**Short task**
Read the records below and copy each line that contains "warriors".

**Items**
────
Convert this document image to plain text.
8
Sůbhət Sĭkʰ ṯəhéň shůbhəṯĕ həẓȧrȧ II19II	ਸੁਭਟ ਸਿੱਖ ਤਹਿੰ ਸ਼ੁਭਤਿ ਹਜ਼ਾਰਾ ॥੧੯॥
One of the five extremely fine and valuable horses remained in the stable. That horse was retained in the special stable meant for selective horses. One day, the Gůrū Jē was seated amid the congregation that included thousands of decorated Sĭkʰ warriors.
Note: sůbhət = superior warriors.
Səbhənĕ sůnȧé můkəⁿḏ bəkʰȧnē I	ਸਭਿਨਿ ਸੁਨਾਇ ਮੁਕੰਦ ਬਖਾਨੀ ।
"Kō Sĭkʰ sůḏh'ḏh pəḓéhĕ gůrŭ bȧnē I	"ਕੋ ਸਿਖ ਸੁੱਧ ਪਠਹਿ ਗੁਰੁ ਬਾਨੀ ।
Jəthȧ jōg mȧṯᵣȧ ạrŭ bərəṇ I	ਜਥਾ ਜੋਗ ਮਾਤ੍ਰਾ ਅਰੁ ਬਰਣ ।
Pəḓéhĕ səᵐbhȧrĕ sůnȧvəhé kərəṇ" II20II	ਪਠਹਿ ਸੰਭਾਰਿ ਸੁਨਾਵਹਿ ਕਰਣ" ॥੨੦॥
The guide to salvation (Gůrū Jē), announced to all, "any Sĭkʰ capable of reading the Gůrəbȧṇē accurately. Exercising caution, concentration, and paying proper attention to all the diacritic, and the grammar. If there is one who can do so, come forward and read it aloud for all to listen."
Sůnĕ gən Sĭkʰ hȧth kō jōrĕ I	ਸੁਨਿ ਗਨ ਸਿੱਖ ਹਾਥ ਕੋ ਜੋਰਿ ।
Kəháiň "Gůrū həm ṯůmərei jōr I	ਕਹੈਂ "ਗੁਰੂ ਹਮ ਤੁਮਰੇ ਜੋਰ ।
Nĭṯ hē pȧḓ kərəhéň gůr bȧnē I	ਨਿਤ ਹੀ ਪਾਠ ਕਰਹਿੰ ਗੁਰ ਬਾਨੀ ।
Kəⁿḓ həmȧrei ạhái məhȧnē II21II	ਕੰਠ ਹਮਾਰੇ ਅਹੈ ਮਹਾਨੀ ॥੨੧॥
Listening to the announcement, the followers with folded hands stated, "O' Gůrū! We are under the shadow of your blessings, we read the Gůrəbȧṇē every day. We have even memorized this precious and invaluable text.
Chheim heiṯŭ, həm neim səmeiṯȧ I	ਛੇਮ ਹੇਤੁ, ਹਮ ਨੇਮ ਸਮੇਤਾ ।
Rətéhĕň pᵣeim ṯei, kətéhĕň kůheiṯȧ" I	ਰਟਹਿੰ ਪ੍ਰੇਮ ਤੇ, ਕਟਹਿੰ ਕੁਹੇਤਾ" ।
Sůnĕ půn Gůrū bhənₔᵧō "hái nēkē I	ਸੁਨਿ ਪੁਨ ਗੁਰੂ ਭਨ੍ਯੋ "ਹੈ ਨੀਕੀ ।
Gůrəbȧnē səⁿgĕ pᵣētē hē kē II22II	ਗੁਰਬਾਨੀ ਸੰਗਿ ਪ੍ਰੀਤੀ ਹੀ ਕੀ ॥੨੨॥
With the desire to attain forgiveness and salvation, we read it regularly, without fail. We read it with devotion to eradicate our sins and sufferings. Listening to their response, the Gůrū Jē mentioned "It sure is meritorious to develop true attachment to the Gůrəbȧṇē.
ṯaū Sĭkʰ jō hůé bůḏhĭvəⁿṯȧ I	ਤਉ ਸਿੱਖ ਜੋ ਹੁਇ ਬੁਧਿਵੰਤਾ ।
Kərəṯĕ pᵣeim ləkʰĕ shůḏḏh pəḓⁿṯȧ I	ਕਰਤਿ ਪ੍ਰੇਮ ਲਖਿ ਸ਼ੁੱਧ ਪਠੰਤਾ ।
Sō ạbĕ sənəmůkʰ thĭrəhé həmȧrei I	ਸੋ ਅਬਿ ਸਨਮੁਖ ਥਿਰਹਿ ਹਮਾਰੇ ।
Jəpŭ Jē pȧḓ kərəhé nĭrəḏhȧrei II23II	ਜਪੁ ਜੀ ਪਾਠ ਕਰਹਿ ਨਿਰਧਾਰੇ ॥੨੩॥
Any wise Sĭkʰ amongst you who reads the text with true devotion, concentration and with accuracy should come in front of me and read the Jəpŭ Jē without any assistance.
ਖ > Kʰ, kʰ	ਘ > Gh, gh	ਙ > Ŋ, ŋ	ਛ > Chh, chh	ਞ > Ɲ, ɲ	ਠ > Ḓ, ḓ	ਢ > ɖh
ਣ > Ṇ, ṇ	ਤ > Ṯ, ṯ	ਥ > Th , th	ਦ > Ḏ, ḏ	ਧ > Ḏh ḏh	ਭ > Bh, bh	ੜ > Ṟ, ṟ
────
**Reply to the task**
One of the five extremely fine and valuable horses remained in the stable. That horse was retained in the special stable meant for selective horses. One day, the Gůrū Jē was seated amid the congregation that included thousands of decorated Sĭkʰ warriors.
Note: sůbhət = superior warriors.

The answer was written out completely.